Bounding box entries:

# # #

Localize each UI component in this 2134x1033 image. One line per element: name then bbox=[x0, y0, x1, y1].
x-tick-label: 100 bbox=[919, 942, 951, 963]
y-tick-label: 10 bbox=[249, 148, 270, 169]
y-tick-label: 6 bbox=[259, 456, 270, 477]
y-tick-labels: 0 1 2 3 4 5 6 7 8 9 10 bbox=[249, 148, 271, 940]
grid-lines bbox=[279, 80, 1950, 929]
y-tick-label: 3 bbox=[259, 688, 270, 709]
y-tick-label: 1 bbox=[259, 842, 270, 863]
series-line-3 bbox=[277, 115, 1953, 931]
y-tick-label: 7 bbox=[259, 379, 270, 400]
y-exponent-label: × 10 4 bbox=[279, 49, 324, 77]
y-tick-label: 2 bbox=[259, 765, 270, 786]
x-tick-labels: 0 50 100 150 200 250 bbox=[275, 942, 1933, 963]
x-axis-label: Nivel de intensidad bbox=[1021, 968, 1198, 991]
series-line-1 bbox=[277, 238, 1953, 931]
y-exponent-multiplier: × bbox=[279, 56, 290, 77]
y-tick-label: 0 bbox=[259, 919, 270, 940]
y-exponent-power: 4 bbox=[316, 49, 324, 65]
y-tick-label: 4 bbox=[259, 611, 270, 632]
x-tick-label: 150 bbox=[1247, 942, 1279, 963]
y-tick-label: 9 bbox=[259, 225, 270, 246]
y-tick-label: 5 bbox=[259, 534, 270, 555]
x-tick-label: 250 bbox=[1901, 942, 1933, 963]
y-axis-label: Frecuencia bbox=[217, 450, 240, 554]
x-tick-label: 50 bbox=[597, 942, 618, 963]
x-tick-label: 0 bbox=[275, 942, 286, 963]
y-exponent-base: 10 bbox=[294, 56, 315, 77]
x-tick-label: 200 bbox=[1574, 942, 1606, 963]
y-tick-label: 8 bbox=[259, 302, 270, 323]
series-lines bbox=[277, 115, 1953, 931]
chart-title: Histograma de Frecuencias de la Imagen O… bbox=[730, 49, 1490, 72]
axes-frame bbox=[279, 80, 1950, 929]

# # #

> [Work required]:
Lay out all of the rows above as a Markdown table with two columns, Number and Row line. Skip any blank lines.

> [Exercise response]:
| Number | Row line |
|---|---|
| 1 | Localize each UI component in this 2134x1033 image. One line per element: name then bbox=[x0, y0, x1, y1]. |
| 2 | x-tick-label: 100 bbox=[919, 942, 951, 963] |
| 3 | y-tick-label: 10 bbox=[249, 148, 270, 169] |
| 4 | y-tick-label: 6 bbox=[259, 456, 270, 477] |
| 5 | y-tick-labels: 0 1 2 3 4 5 6 7 8 9 10 bbox=[249, 148, 271, 940] |
| 6 | grid-lines bbox=[279, 80, 1950, 929] |
| 7 | y-tick-label: 3 bbox=[259, 688, 270, 709] |
| 8 | y-tick-label: 1 bbox=[259, 842, 270, 863] |
| 9 | series-line-3 bbox=[277, 115, 1953, 931] |
| 10 | y-tick-label: 7 bbox=[259, 379, 270, 400] |
| 11 | y-exponent-label: × 10 4 bbox=[279, 49, 324, 77] |
| 12 | y-tick-label: 2 bbox=[259, 765, 270, 786] |
| 13 | x-tick-labels: 0 50 100 150 200 250 bbox=[275, 942, 1933, 963] |
| 14 | x-axis-label: Nivel de intensidad bbox=[1021, 968, 1198, 991] |
| 15 | series-line-1 bbox=[277, 238, 1953, 931] |
| 16 | y-exponent-multiplier: × bbox=[279, 56, 290, 77] |
| 17 | y-tick-label: 0 bbox=[259, 919, 270, 940] |
| 18 | y-exponent-power: 4 bbox=[316, 49, 324, 65] |
| 19 | y-tick-label: 4 bbox=[259, 611, 270, 632] |
| 20 | x-tick-label: 150 bbox=[1247, 942, 1279, 963] |
| 21 | y-tick-label: 9 bbox=[259, 225, 270, 246] |
| 22 | y-tick-label: 5 bbox=[259, 534, 270, 555] |
| 23 | x-tick-label: 250 bbox=[1901, 942, 1933, 963] |
| 24 | y-axis-label: Frecuencia bbox=[217, 450, 240, 554] |
| 25 | x-tick-label: 50 bbox=[597, 942, 618, 963] |
| 26 | x-tick-label: 0 bbox=[275, 942, 286, 963] |
| 27 | y-exponent-base: 10 bbox=[294, 56, 315, 77] |
| 28 | x-tick-label: 200 bbox=[1574, 942, 1606, 963] |
| 29 | y-tick-label: 8 bbox=[259, 302, 270, 323] |
| 30 | series-lines bbox=[277, 115, 1953, 931] |
| 31 | chart-title: Histograma de Frecuencias de la Imagen O… bbox=[730, 49, 1490, 72] |
| 32 | axes-frame bbox=[279, 80, 1950, 929] |